Aim of the exercise
Reproduce the records word for word, from the first line through the line containing "ring-label: 100+% <box>575 105 656 130</box>", including both of those lines.
********
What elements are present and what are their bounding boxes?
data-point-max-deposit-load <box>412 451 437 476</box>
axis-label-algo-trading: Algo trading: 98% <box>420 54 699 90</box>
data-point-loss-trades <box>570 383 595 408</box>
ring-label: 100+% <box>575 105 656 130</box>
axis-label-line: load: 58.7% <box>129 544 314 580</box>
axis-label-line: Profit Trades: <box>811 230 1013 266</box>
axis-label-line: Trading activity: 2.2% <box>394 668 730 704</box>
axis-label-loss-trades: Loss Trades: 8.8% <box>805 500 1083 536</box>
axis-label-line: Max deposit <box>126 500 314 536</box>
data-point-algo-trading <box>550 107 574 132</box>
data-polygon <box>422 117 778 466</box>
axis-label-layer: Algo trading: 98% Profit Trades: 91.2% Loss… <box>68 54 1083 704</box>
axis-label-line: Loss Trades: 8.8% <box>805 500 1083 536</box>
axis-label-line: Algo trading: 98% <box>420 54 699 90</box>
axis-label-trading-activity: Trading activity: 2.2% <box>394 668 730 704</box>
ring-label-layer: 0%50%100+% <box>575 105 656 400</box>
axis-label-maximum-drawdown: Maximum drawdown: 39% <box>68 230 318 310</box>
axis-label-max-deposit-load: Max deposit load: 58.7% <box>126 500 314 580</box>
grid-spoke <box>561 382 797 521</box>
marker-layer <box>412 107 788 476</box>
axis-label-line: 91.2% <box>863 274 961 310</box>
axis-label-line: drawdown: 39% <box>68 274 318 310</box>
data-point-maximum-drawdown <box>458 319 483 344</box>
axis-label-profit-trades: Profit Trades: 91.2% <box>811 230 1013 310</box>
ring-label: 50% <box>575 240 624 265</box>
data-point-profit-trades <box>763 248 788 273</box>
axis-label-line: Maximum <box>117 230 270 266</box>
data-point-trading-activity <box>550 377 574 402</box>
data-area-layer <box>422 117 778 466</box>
********
The answer
What elements are present and what are their bounding boxes?
data-point-max-deposit-load <box>412 451 437 476</box>
axis-label-algo-trading: Algo trading: 98% <box>420 54 699 90</box>
data-point-loss-trades <box>570 383 595 408</box>
ring-label: 100+% <box>575 105 656 130</box>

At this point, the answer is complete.